Material provided

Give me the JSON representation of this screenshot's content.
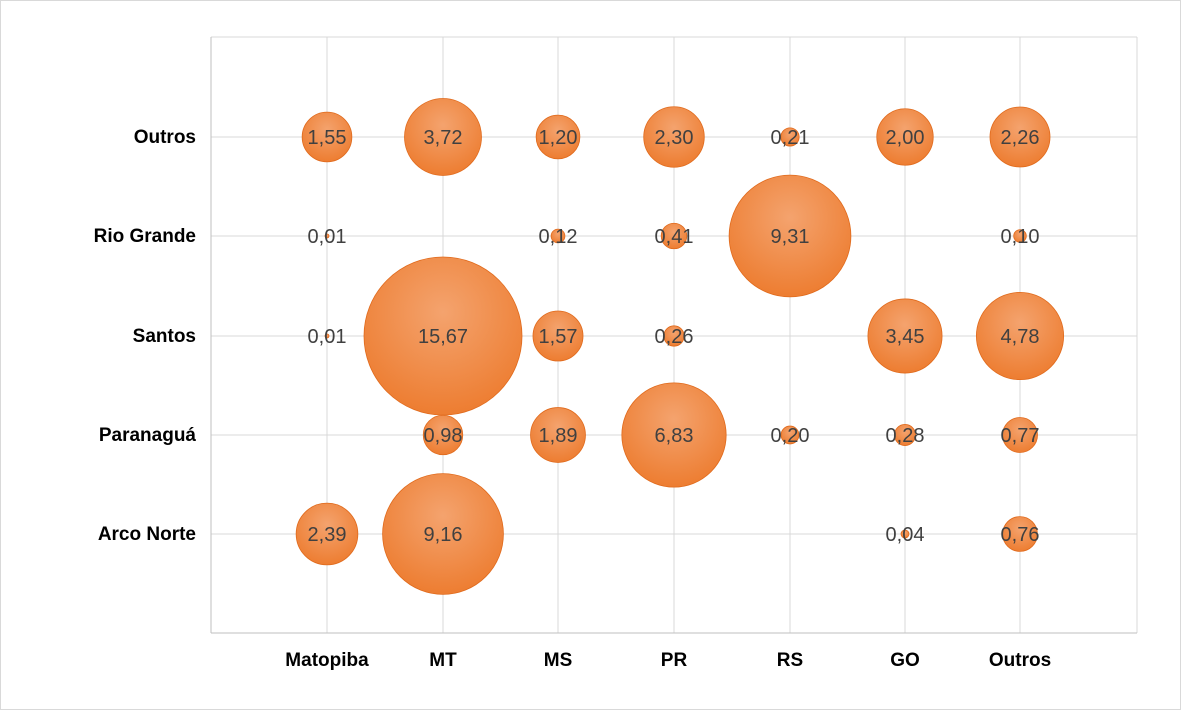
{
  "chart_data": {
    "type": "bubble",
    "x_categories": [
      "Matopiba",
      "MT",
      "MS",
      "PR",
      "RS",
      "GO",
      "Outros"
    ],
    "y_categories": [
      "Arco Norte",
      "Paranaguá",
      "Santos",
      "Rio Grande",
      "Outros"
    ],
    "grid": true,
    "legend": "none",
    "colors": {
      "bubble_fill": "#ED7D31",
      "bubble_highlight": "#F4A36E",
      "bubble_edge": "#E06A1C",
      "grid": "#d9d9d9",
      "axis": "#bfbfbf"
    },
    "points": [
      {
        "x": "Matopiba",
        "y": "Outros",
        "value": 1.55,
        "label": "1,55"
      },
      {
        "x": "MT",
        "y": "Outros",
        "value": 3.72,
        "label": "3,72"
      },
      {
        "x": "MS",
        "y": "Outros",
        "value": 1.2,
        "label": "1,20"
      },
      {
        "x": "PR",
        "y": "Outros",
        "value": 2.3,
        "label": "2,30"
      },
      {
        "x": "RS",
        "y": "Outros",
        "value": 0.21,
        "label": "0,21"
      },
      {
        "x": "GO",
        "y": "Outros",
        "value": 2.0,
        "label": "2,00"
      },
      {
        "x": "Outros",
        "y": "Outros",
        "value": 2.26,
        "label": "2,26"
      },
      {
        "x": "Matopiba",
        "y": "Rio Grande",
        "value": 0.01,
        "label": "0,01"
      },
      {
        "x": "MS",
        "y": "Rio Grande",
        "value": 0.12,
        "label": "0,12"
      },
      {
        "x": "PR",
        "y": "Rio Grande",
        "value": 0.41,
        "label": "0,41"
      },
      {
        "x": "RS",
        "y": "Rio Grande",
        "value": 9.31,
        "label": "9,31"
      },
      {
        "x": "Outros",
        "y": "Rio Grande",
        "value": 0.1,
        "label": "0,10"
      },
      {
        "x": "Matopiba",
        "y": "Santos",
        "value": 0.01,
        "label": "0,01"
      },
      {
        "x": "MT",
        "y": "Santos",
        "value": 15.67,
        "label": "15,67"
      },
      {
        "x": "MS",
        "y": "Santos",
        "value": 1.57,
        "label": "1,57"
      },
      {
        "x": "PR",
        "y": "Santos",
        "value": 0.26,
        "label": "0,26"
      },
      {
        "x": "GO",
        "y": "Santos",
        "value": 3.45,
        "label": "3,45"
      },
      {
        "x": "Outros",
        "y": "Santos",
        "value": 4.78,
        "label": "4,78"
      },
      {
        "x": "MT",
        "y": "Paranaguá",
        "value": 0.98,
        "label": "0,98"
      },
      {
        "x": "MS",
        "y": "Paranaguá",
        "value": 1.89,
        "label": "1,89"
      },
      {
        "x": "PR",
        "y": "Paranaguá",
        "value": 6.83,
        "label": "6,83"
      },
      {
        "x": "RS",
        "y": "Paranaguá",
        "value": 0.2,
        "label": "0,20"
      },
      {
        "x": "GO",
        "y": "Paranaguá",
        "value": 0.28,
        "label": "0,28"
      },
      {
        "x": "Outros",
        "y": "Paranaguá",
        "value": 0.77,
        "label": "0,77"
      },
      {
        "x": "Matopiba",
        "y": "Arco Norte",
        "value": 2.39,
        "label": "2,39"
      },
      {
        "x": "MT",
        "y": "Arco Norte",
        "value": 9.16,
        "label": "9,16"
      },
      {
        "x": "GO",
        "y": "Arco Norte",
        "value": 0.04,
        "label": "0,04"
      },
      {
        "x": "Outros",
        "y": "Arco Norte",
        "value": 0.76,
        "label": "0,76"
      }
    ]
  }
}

What is needed
Pictures in the records above are left out; print everything else exactly as written.

Problem solution
Give me the JSON representation of this screenshot's content.
{
  "chart_data": {
    "type": "bubble",
    "x_categories": [
      "Matopiba",
      "MT",
      "MS",
      "PR",
      "RS",
      "GO",
      "Outros"
    ],
    "y_categories": [
      "Arco Norte",
      "Paranaguá",
      "Santos",
      "Rio Grande",
      "Outros"
    ],
    "grid": true,
    "legend": "none",
    "colors": {
      "bubble_fill": "#ED7D31",
      "bubble_highlight": "#F4A36E",
      "bubble_edge": "#E06A1C",
      "grid": "#d9d9d9",
      "axis": "#bfbfbf"
    },
    "points": [
      {
        "x": "Matopiba",
        "y": "Outros",
        "value": 1.55,
        "label": "1,55"
      },
      {
        "x": "MT",
        "y": "Outros",
        "value": 3.72,
        "label": "3,72"
      },
      {
        "x": "MS",
        "y": "Outros",
        "value": 1.2,
        "label": "1,20"
      },
      {
        "x": "PR",
        "y": "Outros",
        "value": 2.3,
        "label": "2,30"
      },
      {
        "x": "RS",
        "y": "Outros",
        "value": 0.21,
        "label": "0,21"
      },
      {
        "x": "GO",
        "y": "Outros",
        "value": 2.0,
        "label": "2,00"
      },
      {
        "x": "Outros",
        "y": "Outros",
        "value": 2.26,
        "label": "2,26"
      },
      {
        "x": "Matopiba",
        "y": "Rio Grande",
        "value": 0.01,
        "label": "0,01"
      },
      {
        "x": "MS",
        "y": "Rio Grande",
        "value": 0.12,
        "label": "0,12"
      },
      {
        "x": "PR",
        "y": "Rio Grande",
        "value": 0.41,
        "label": "0,41"
      },
      {
        "x": "RS",
        "y": "Rio Grande",
        "value": 9.31,
        "label": "9,31"
      },
      {
        "x": "Outros",
        "y": "Rio Grande",
        "value": 0.1,
        "label": "0,10"
      },
      {
        "x": "Matopiba",
        "y": "Santos",
        "value": 0.01,
        "label": "0,01"
      },
      {
        "x": "MT",
        "y": "Santos",
        "value": 15.67,
        "label": "15,67"
      },
      {
        "x": "MS",
        "y": "Santos",
        "value": 1.57,
        "label": "1,57"
      },
      {
        "x": "PR",
        "y": "Santos",
        "value": 0.26,
        "label": "0,26"
      },
      {
        "x": "GO",
        "y": "Santos",
        "value": 3.45,
        "label": "3,45"
      },
      {
        "x": "Outros",
        "y": "Santos",
        "value": 4.78,
        "label": "4,78"
      },
      {
        "x": "MT",
        "y": "Paranaguá",
        "value": 0.98,
        "label": "0,98"
      },
      {
        "x": "MS",
        "y": "Paranaguá",
        "value": 1.89,
        "label": "1,89"
      },
      {
        "x": "PR",
        "y": "Paranaguá",
        "value": 6.83,
        "label": "6,83"
      },
      {
        "x": "RS",
        "y": "Paranaguá",
        "value": 0.2,
        "label": "0,20"
      },
      {
        "x": "GO",
        "y": "Paranaguá",
        "value": 0.28,
        "label": "0,28"
      },
      {
        "x": "Outros",
        "y": "Paranaguá",
        "value": 0.77,
        "label": "0,77"
      },
      {
        "x": "Matopiba",
        "y": "Arco Norte",
        "value": 2.39,
        "label": "2,39"
      },
      {
        "x": "MT",
        "y": "Arco Norte",
        "value": 9.16,
        "label": "9,16"
      },
      {
        "x": "GO",
        "y": "Arco Norte",
        "value": 0.04,
        "label": "0,04"
      },
      {
        "x": "Outros",
        "y": "Arco Norte",
        "value": 0.76,
        "label": "0,76"
      }
    ]
  }
}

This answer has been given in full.